■ **Data shown**:
• • • • • • •
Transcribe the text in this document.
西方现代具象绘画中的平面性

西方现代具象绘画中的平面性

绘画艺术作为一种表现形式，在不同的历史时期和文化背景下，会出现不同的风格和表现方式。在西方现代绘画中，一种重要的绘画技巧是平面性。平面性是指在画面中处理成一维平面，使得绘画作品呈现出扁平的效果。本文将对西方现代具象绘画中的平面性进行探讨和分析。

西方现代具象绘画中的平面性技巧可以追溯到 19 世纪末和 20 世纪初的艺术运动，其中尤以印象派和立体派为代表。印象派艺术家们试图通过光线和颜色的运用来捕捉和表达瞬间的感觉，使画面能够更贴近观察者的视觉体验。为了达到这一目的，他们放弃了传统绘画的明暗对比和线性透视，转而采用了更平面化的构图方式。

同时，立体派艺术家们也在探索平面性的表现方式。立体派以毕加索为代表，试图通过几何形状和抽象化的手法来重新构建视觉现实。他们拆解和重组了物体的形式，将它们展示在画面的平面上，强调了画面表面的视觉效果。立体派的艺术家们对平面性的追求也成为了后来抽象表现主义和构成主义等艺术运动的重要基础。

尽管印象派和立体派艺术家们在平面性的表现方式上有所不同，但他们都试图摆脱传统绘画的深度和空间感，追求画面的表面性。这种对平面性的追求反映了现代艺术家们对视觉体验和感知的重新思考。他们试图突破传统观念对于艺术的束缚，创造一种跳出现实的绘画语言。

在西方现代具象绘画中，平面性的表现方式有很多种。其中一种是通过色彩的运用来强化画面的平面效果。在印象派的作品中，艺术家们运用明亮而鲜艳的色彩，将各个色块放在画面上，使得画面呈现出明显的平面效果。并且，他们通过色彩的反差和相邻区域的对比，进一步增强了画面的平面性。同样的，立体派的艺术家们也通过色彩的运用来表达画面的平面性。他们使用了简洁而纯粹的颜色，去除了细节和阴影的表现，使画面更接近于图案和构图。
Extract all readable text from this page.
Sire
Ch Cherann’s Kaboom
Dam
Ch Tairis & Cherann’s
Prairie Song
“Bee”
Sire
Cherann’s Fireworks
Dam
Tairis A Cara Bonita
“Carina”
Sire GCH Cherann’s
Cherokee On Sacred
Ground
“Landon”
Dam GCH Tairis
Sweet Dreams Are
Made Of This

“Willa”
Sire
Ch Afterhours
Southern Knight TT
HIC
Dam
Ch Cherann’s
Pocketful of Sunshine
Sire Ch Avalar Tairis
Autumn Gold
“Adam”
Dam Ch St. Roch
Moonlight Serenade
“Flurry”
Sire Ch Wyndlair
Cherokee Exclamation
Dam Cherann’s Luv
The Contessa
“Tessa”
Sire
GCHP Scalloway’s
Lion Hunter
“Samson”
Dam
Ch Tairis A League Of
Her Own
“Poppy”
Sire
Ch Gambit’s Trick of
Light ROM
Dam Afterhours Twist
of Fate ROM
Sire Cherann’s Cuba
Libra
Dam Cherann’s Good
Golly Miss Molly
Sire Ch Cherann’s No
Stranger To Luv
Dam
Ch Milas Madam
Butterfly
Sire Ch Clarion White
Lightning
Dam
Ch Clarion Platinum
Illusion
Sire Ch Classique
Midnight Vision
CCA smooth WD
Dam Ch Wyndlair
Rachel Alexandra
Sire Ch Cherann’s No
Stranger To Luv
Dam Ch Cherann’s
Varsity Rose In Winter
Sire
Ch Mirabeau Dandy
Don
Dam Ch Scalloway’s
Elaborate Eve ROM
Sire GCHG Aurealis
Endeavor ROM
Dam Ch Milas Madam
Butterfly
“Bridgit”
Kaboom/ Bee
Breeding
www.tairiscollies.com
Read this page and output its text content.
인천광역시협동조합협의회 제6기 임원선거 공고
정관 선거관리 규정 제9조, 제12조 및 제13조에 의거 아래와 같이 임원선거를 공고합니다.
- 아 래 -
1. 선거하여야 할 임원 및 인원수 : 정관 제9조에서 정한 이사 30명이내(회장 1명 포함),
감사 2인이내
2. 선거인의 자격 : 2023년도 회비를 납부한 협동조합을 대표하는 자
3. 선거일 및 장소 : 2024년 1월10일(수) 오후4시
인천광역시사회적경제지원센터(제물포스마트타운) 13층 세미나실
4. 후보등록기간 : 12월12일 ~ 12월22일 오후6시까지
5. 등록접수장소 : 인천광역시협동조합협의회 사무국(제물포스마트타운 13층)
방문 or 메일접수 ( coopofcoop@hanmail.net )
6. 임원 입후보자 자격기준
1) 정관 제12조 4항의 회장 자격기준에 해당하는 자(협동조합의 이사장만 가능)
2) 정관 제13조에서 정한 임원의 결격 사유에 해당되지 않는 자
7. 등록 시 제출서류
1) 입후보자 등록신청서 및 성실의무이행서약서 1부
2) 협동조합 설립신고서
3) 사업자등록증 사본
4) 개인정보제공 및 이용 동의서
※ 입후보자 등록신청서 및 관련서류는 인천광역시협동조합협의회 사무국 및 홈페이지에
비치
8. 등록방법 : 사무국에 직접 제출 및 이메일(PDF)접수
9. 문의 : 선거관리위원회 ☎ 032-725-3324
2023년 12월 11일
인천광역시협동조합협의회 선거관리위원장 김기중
• • • • • • •
■ **Task requirements**: Determine how many lines of the listing above hold the word "제물포스마트타운". Report that number without anything else.

■ **Response**: 2